# [WRITTEN PROBLEM]
Below are records; extract exactly the lines from the one containing "Give me the" through the last, both included, and keep the pictures out.

»»

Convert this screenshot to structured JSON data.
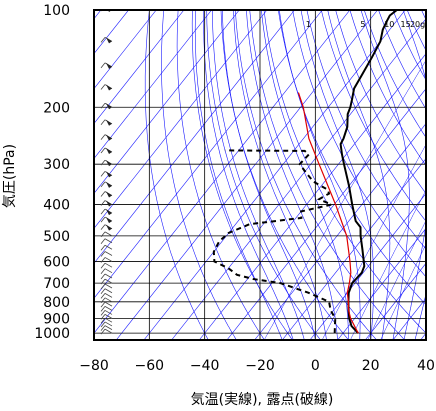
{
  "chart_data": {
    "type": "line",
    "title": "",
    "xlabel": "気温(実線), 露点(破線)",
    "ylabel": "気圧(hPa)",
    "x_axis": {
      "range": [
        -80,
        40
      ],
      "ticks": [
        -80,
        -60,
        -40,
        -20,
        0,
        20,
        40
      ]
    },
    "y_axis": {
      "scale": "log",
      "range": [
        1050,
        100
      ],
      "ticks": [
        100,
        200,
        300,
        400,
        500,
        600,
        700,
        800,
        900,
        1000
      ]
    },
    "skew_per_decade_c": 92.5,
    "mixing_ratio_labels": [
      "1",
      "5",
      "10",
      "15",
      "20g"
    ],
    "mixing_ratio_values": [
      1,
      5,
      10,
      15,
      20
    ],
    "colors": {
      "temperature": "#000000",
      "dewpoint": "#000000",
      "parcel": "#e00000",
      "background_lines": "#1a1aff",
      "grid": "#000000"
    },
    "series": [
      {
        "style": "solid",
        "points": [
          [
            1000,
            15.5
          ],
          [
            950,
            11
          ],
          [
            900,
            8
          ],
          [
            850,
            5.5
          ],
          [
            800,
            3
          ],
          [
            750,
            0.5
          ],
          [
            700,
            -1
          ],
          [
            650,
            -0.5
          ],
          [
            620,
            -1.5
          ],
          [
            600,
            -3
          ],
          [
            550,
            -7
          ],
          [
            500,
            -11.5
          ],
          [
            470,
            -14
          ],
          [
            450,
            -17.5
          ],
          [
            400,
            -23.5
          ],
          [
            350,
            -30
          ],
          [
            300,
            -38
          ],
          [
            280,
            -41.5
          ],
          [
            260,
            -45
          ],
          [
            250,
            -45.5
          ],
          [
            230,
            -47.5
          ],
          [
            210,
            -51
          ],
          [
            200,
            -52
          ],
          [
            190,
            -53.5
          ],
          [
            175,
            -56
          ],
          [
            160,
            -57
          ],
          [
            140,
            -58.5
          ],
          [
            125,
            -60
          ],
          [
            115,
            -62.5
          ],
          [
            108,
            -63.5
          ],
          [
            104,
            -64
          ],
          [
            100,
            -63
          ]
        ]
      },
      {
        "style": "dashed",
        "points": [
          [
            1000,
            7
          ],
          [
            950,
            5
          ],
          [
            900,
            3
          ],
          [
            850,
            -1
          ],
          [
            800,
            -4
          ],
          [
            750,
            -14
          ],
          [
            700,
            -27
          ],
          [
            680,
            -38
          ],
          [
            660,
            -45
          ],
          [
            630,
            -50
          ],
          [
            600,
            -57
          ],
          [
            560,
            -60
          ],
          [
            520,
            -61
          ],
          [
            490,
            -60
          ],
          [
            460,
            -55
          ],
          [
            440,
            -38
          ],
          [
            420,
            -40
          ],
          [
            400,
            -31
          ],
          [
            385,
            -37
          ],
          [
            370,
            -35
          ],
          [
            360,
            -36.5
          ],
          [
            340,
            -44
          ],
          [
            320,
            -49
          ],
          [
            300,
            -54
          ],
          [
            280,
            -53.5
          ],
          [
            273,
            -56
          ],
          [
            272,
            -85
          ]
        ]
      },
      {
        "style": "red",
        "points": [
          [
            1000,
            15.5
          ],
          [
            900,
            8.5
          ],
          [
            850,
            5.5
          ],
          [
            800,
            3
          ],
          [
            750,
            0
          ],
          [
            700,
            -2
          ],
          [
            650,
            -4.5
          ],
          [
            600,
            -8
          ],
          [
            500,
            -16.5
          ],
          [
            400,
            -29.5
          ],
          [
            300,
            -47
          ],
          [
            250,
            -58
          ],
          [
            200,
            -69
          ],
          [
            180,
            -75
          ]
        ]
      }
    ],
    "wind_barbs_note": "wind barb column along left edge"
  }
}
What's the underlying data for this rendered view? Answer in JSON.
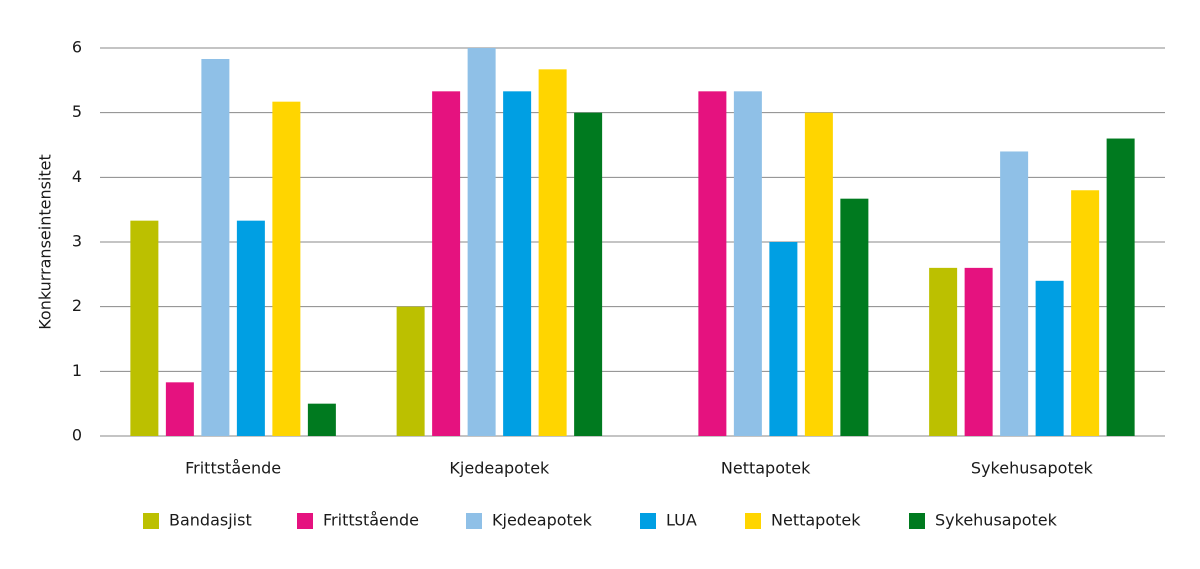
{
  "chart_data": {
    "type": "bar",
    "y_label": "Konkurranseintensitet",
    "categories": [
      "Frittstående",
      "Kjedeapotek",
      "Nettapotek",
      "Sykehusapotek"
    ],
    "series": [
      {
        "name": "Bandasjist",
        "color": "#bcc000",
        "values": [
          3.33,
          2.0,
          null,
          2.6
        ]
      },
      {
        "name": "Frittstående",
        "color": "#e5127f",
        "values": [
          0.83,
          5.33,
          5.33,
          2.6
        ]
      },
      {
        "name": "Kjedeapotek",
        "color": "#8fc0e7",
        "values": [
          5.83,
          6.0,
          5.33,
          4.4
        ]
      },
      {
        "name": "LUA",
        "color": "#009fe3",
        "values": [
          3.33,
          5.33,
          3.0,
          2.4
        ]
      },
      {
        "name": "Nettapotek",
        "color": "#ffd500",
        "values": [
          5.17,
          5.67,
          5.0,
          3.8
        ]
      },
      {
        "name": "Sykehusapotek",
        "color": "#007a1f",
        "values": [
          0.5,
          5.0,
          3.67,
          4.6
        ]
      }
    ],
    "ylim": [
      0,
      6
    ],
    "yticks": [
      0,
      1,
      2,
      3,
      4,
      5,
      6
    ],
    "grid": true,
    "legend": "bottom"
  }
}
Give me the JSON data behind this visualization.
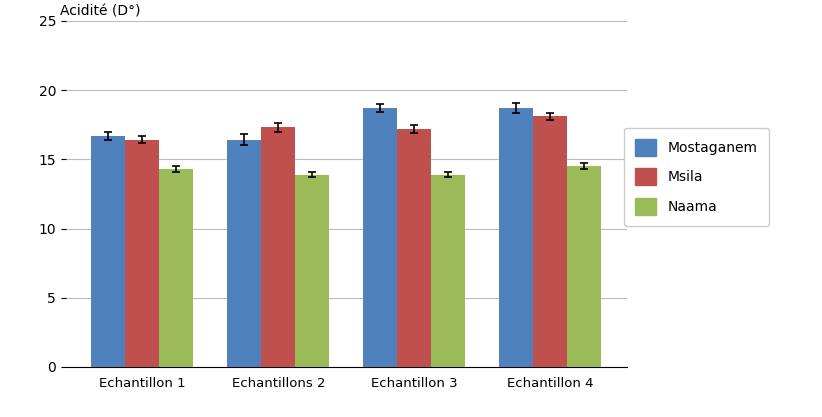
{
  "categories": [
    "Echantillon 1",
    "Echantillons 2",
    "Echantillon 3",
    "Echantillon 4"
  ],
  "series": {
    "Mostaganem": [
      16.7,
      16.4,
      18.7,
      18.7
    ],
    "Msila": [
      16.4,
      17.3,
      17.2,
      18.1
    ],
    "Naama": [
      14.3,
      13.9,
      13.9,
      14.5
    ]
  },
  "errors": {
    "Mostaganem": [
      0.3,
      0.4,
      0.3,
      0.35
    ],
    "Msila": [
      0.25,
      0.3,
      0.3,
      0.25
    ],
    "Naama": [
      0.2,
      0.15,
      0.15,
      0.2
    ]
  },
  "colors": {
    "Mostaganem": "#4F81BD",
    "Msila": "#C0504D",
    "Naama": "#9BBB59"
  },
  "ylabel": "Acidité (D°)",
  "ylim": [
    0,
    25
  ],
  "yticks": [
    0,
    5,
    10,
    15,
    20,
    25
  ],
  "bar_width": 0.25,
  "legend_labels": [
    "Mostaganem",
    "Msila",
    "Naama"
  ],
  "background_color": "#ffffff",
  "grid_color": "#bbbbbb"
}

««

# [ANSWER FOR THIS EXERCISE]
Give me the JSON data behind this visualization.
{
  "categories": [
    "Echantillon 1",
    "Echantillons 2",
    "Echantillon 3",
    "Echantillon 4"
  ],
  "series": {
    "Mostaganem": [
      16.7,
      16.4,
      18.7,
      18.7
    ],
    "Msila": [
      16.4,
      17.3,
      17.2,
      18.1
    ],
    "Naama": [
      14.3,
      13.9,
      13.9,
      14.5
    ]
  },
  "errors": {
    "Mostaganem": [
      0.3,
      0.4,
      0.3,
      0.35
    ],
    "Msila": [
      0.25,
      0.3,
      0.3,
      0.25
    ],
    "Naama": [
      0.2,
      0.15,
      0.15,
      0.2
    ]
  },
  "colors": {
    "Mostaganem": "#4F81BD",
    "Msila": "#C0504D",
    "Naama": "#9BBB59"
  },
  "ylabel": "Acidité (D°)",
  "ylim": [
    0,
    25
  ],
  "yticks": [
    0,
    5,
    10,
    15,
    20,
    25
  ],
  "bar_width": 0.25,
  "legend_labels": [
    "Mostaganem",
    "Msila",
    "Naama"
  ],
  "background_color": "#ffffff",
  "grid_color": "#bbbbbb"
}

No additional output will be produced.